Data for processing start

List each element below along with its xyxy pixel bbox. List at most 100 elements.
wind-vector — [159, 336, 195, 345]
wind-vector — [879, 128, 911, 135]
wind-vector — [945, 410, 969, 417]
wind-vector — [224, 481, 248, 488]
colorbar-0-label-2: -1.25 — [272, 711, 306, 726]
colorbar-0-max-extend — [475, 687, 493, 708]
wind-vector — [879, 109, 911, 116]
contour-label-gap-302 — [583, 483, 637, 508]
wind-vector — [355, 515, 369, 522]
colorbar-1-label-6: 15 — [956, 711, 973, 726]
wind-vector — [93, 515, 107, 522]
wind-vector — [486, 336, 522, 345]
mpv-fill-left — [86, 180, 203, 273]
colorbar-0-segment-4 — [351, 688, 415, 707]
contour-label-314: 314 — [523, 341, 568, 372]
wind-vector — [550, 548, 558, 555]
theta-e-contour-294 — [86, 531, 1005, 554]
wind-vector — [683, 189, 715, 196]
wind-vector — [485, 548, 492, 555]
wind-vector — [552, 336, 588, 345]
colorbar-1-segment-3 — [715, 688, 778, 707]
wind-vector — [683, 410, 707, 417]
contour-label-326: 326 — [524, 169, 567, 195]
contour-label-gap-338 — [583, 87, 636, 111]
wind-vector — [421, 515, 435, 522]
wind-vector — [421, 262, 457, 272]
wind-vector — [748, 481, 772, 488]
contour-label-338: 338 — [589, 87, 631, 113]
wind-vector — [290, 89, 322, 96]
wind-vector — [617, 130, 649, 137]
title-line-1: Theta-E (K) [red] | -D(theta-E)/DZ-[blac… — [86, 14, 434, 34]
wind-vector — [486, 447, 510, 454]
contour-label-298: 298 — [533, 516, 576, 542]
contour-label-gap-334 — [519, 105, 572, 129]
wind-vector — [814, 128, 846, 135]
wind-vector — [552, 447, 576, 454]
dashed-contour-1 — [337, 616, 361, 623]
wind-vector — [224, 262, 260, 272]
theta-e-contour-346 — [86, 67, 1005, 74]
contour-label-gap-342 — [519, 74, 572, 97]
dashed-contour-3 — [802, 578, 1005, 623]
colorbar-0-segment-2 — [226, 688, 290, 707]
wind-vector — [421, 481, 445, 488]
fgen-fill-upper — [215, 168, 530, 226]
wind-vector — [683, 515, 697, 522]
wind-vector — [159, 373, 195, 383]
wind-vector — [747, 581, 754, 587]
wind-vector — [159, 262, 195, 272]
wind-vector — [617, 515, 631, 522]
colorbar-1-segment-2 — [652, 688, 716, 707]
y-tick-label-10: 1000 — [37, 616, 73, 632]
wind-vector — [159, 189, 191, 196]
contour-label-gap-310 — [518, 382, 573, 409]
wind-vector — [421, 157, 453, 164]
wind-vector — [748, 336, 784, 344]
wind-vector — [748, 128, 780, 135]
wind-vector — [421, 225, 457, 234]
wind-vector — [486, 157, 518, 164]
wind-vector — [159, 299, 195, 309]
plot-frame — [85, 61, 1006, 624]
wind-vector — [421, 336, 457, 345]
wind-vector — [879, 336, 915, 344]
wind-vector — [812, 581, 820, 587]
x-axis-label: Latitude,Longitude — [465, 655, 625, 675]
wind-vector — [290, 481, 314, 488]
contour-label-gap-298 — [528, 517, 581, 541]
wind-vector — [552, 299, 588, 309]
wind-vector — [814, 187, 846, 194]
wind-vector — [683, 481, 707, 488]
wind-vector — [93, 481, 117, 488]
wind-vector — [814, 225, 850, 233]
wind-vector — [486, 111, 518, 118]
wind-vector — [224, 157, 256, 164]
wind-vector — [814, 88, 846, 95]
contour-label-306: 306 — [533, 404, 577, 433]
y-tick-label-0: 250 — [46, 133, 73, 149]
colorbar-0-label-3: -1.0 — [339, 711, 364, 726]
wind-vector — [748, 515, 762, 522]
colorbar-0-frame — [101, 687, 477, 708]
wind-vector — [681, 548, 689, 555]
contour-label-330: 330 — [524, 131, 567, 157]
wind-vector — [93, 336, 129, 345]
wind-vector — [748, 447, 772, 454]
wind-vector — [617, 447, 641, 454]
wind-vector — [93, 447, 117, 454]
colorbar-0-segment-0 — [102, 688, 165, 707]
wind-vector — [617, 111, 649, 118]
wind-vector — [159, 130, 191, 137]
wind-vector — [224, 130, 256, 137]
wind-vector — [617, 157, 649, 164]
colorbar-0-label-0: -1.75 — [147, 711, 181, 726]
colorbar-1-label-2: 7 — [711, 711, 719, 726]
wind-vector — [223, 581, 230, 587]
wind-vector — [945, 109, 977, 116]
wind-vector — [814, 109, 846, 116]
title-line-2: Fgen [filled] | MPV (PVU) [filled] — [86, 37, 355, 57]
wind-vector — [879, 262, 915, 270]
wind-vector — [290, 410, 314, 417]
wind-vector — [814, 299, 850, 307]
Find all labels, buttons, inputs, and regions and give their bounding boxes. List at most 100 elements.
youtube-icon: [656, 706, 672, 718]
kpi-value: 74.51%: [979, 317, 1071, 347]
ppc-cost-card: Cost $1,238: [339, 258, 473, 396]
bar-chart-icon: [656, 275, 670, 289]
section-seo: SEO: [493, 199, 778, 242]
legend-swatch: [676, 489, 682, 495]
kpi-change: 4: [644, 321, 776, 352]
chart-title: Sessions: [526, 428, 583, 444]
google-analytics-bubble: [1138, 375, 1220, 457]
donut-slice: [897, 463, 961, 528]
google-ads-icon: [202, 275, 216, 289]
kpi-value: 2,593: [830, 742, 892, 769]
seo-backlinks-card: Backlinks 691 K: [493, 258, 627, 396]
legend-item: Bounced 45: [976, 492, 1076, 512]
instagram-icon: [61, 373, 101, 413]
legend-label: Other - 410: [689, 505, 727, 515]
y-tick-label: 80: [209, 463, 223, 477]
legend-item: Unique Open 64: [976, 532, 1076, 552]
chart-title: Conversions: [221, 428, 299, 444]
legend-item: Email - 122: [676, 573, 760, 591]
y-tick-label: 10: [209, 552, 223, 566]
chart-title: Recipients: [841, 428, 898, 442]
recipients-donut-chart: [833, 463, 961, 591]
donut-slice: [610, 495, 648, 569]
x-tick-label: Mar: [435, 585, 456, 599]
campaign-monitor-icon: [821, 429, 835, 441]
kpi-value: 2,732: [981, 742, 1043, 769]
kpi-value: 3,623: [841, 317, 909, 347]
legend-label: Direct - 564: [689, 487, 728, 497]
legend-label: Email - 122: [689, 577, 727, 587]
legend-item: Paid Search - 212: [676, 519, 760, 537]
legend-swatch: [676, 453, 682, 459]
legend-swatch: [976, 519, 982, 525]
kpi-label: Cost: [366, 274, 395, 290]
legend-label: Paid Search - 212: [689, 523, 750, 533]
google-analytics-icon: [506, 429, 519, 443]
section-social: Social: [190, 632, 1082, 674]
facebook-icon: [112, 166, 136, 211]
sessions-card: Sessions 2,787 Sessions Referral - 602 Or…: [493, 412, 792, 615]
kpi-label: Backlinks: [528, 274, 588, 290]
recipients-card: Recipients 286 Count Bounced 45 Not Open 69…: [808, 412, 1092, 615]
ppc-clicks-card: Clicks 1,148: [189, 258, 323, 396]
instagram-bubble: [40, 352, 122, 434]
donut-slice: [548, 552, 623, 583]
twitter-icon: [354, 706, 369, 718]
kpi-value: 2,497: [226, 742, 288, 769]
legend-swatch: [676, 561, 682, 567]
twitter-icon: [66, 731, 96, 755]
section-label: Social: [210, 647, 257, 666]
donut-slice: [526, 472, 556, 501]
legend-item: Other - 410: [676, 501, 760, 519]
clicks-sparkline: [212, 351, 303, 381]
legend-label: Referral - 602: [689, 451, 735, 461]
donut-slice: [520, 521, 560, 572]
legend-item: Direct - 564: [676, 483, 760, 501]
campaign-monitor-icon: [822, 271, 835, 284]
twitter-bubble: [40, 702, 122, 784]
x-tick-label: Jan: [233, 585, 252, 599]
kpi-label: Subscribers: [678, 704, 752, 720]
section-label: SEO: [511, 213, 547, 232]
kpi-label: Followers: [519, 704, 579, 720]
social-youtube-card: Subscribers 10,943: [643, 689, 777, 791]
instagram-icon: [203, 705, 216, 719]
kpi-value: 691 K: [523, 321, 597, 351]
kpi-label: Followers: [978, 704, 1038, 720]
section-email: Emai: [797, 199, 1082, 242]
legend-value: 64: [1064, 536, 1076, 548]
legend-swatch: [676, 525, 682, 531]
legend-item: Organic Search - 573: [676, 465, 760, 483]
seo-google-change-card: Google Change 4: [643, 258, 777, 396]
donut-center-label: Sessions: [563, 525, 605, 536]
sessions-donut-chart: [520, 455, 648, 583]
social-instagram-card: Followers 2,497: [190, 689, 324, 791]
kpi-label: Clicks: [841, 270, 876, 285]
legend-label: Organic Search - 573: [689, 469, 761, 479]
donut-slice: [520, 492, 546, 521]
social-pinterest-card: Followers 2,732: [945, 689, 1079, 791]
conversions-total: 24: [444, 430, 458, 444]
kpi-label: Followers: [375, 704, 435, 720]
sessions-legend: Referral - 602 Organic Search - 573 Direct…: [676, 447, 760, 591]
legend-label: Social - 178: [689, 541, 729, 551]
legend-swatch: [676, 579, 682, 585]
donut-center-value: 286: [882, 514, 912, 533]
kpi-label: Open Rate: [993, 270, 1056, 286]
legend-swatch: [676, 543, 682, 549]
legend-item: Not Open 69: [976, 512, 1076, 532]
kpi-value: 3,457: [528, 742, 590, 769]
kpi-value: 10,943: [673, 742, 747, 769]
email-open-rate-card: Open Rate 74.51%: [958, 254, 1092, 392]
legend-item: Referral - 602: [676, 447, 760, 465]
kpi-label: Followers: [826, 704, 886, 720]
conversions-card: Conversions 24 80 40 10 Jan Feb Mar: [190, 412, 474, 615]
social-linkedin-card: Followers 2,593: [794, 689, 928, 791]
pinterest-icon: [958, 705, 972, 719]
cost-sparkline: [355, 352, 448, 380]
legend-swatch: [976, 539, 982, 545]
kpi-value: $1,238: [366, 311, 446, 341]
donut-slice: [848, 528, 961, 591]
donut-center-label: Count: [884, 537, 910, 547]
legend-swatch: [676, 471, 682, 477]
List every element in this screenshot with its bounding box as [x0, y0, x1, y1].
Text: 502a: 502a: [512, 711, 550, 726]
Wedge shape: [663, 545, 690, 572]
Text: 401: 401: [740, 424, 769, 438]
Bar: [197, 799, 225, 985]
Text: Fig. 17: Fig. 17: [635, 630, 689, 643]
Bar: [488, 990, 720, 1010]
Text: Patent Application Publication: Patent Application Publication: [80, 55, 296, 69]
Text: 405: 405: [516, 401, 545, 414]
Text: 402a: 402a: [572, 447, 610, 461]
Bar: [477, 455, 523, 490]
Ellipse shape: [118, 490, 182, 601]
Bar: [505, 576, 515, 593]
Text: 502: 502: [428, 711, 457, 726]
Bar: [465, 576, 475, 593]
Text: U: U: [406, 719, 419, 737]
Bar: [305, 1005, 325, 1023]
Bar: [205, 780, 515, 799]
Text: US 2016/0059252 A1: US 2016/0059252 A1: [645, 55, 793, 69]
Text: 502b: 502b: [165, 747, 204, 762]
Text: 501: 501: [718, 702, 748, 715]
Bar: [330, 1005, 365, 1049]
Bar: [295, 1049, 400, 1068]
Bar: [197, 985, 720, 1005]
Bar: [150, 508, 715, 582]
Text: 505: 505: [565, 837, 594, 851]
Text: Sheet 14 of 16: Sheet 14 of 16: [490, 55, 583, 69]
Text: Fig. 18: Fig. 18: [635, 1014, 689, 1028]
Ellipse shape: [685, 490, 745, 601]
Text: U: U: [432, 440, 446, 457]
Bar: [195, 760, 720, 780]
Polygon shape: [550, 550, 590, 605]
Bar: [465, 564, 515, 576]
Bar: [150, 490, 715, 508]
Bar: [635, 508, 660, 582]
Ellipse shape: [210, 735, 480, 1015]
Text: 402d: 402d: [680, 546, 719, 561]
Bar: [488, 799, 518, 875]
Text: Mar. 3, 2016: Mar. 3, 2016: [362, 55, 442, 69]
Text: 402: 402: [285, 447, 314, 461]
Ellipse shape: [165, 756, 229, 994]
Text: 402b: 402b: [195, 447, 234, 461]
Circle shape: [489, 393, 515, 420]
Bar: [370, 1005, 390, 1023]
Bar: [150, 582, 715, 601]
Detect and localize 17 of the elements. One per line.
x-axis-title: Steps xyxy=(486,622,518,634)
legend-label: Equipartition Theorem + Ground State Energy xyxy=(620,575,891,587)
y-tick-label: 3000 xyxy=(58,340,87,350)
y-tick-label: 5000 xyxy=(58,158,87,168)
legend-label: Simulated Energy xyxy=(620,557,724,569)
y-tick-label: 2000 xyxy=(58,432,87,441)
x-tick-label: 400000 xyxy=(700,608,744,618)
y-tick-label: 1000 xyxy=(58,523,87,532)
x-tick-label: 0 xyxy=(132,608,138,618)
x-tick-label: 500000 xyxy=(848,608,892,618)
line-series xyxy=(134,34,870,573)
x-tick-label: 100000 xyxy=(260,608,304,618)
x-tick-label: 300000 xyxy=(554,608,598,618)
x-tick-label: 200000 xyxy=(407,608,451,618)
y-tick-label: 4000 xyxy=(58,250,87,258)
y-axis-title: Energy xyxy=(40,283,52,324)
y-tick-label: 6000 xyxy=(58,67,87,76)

Data for processing end

Work to do
Please reproduce the material above word for word, starting at its first line and stopping after the line that contains "wind-vector — [879, 109, 911, 116]", including that line.

Solution to this exercise
List each element below along with its xyxy pixel bbox. List at most 100 elements.
wind-vector — [159, 336, 195, 345]
wind-vector — [879, 128, 911, 135]
wind-vector — [945, 410, 969, 417]
wind-vector — [224, 481, 248, 488]
colorbar-0-label-2: -1.25 — [272, 711, 306, 726]
colorbar-0-max-extend — [475, 687, 493, 708]
wind-vector — [879, 109, 911, 116]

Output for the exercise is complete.